Given task
Type out the material below exactly.
** begin Records supplied **
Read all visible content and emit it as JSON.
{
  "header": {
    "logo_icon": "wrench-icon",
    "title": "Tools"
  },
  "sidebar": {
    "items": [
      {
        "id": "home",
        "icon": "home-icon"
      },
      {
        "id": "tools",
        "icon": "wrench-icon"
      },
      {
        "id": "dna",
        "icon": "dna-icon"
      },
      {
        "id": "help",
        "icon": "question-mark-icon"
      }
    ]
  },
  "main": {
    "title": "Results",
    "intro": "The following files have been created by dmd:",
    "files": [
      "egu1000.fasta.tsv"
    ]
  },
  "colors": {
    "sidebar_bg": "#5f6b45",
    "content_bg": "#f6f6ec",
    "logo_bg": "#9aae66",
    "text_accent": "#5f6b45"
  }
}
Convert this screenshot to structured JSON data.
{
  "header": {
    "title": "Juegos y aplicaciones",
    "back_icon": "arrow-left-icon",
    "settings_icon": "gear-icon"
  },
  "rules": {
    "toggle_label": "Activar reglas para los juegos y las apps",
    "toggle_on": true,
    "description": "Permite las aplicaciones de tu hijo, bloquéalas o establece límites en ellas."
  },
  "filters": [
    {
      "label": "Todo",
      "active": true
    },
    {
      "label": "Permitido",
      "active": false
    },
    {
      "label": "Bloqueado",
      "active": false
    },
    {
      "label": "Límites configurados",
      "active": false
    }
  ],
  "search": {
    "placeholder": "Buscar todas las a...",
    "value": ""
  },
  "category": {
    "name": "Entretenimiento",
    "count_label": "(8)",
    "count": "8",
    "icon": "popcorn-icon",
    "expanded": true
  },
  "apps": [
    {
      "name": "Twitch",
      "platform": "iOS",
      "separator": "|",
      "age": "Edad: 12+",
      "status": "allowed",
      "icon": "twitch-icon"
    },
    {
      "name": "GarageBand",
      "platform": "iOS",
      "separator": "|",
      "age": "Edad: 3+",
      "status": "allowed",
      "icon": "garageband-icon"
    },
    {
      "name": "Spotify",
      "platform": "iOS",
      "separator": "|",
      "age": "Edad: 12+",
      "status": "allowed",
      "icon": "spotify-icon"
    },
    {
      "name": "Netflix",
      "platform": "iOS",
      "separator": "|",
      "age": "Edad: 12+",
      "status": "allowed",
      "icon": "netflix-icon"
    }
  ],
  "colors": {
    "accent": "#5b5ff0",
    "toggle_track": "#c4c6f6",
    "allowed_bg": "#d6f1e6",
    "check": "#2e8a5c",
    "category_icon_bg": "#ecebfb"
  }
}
** end Records supplied **
The output
Read all visible content and emit it as JSON.
{
  "header": {
    "logo_icon": "wrench-icon",
    "title": "Tools"
  },
  "sidebar": {
    "items": [
      {
        "id": "home",
        "icon": "home-icon"
      },
      {
        "id": "tools",
        "icon": "wrench-icon"
      },
      {
        "id": "dna",
        "icon": "dna-icon"
      },
      {
        "id": "help",
        "icon": "question-mark-icon"
      }
    ]
  },
  "main": {
    "title": "Results",
    "intro": "The following files have been created by dmd:",
    "files": [
      "egu1000.fasta.tsv"
    ]
  },
  "colors": {
    "sidebar_bg": "#5f6b45",
    "content_bg": "#f6f6ec",
    "logo_bg": "#9aae66",
    "text_accent": "#5f6b45"
  }
}
Convert this screenshot to structured JSON data.
{
  "header": {
    "title": "Juegos y aplicaciones",
    "back_icon": "arrow-left-icon",
    "settings_icon": "gear-icon"
  },
  "rules": {
    "toggle_label": "Activar reglas para los juegos y las apps",
    "toggle_on": true,
    "description": "Permite las aplicaciones de tu hijo, bloquéalas o establece límites en ellas."
  },
  "filters": [
    {
      "label": "Todo",
      "active": true
    },
    {
      "label": "Permitido",
      "active": false
    },
    {
      "label": "Bloqueado",
      "active": false
    },
    {
      "label": "Límites configurados",
      "active": false
    }
  ],
  "search": {
    "placeholder": "Buscar todas las a...",
    "value": ""
  },
  "category": {
    "name": "Entretenimiento",
    "count_label": "(8)",
    "count": "8",
    "icon": "popcorn-icon",
    "expanded": true
  },
  "apps": [
    {
      "name": "Twitch",
      "platform": "iOS",
      "separator": "|",
      "age": "Edad: 12+",
      "status": "allowed",
      "icon": "twitch-icon"
    },
    {
      "name": "GarageBand",
      "platform": "iOS",
      "separator": "|",
      "age": "Edad: 3+",
      "status": "allowed",
      "icon": "garageband-icon"
    },
    {
      "name": "Spotify",
      "platform": "iOS",
      "separator": "|",
      "age": "Edad: 12+",
      "status": "allowed",
      "icon": "spotify-icon"
    },
    {
      "name": "Netflix",
      "platform": "iOS",
      "separator": "|",
      "age": "Edad: 12+",
      "status": "allowed",
      "icon": "netflix-icon"
    }
  ],
  "colors": {
    "accent": "#5b5ff0",
    "toggle_track": "#c4c6f6",
    "allowed_bg": "#d6f1e6",
    "check": "#2e8a5c",
    "category_icon_bg": "#ecebfb"
  }
}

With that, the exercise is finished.